Reproduce each line bearing the word "mình".

━━━

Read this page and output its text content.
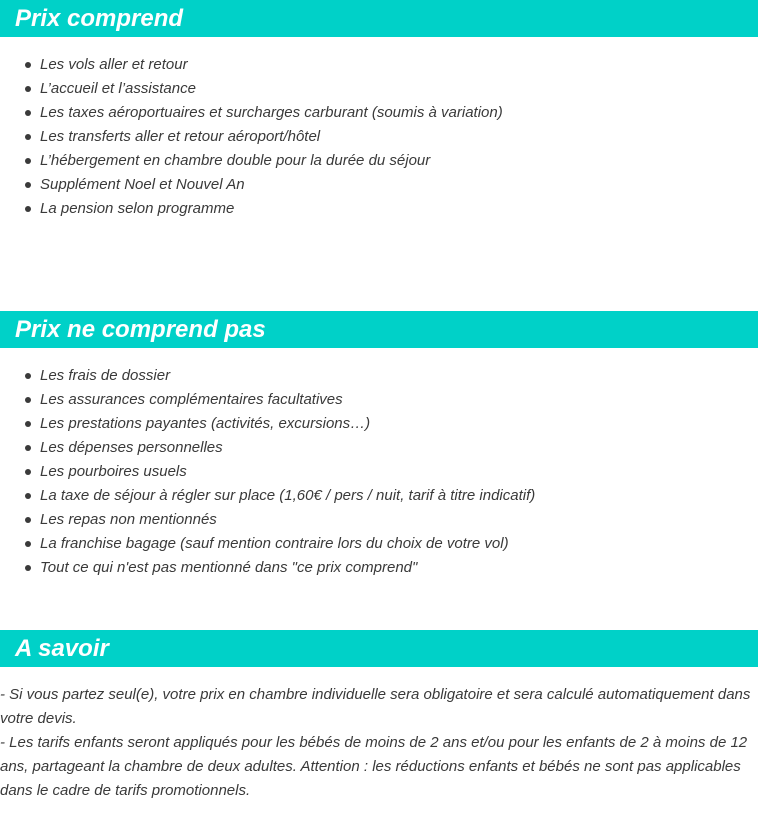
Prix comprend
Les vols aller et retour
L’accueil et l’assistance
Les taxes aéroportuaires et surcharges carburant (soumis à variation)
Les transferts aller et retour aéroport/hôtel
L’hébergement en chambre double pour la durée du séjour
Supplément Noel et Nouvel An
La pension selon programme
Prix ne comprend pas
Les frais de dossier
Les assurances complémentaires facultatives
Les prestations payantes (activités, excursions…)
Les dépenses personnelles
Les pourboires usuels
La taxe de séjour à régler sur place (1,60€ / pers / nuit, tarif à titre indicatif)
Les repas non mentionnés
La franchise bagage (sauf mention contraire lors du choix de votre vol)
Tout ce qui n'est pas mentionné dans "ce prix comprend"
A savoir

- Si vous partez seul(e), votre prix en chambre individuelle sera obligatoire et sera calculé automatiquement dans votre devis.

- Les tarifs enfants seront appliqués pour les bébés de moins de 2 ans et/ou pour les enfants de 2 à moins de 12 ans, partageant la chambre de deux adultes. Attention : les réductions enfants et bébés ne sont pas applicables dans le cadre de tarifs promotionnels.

━━━

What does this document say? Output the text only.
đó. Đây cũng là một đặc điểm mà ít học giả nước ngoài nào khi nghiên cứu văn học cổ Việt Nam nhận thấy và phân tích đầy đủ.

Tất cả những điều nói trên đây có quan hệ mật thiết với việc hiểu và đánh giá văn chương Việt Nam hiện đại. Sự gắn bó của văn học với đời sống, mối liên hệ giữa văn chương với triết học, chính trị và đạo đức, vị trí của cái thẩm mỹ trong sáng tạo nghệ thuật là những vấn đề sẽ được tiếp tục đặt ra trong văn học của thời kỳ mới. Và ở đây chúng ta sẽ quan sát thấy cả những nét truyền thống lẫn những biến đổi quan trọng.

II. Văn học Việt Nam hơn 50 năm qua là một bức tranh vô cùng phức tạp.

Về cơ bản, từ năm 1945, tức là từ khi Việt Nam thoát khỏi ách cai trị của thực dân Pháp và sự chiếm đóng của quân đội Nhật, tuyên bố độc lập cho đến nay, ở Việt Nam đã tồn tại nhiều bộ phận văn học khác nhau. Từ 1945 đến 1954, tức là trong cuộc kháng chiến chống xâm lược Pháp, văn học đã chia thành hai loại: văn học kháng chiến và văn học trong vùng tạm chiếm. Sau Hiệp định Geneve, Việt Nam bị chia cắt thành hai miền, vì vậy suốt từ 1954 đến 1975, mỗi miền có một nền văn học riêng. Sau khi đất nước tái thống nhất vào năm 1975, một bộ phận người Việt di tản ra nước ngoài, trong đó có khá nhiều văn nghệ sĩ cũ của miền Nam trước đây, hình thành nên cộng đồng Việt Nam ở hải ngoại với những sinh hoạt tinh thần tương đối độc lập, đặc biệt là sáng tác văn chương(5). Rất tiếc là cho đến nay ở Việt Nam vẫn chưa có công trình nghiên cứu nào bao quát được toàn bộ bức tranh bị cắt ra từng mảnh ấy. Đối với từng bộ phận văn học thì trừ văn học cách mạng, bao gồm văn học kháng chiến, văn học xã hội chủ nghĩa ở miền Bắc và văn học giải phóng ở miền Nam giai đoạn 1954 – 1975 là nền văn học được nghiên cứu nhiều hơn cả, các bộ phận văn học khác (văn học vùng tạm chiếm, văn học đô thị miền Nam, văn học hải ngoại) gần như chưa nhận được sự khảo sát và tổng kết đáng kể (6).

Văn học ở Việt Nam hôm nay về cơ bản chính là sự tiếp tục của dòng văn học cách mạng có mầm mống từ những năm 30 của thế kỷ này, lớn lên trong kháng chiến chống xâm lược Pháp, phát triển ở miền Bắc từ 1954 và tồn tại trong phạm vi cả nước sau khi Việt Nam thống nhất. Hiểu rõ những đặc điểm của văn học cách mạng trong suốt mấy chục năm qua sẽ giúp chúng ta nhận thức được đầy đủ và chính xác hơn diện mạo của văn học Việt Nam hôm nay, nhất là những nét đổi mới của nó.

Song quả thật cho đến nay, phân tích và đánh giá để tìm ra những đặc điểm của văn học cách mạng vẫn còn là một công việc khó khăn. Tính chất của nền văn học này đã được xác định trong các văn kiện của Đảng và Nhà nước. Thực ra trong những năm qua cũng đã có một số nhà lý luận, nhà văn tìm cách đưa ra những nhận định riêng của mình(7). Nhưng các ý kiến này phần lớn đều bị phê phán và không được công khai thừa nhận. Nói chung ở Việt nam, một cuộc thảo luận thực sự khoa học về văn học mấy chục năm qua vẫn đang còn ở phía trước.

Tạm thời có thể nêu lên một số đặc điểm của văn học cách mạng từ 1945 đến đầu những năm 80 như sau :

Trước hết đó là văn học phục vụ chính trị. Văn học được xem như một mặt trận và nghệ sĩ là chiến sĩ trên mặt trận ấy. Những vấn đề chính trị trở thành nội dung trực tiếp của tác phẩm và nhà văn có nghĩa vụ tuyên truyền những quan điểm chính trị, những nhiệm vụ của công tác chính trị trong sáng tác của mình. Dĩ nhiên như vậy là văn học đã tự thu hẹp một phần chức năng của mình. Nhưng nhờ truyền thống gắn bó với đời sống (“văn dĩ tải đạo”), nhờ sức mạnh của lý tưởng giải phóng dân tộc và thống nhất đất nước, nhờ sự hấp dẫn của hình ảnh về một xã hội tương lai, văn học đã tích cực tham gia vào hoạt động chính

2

━━━

# [Exercise result]
Song quả thật cho đến nay, phân tích và đánh giá để tìm ra những đặc điểm của văn học cách mạng vẫn còn là một công việc khó khăn. Tính chất của nền văn học này đã được xác định trong các văn kiện của Đảng và Nhà nước. Thực ra trong những năm qua cũng đã có một số nhà lý luận, nhà văn tìm cách đưa ra những nhận định riêng của mình(7). Nhưng các ý kiến này phần lớn đều bị phê phán và không được công khai thừa nhận. Nói chung ở Việt nam, một cuộc thảo luận thực sự khoa học về văn học mấy chục năm qua vẫn đang còn ở phía trước.
Trước hết đó là văn học phục vụ chính trị. Văn học được xem như một mặt trận và nghệ sĩ là chiến sĩ trên mặt trận ấy. Những vấn đề chính trị trở thành nội dung trực tiếp của tác phẩm và nhà văn có nghĩa vụ tuyên truyền những quan điểm chính trị, những nhiệm vụ của công tác chính trị trong sáng tác của mình. Dĩ nhiên như vậy là văn học đã tự thu hẹp một phần chức năng của mình. Nhưng nhờ truyền thống gắn bó với đời sống (“văn dĩ tải đạo”), nhờ sức mạnh của lý tưởng giải phóng dân tộc và thống nhất đất nước, nhờ sự hấp dẫn của hình ảnh về một xã hội tương lai, văn học đã tích cực tham gia vào hoạt động chính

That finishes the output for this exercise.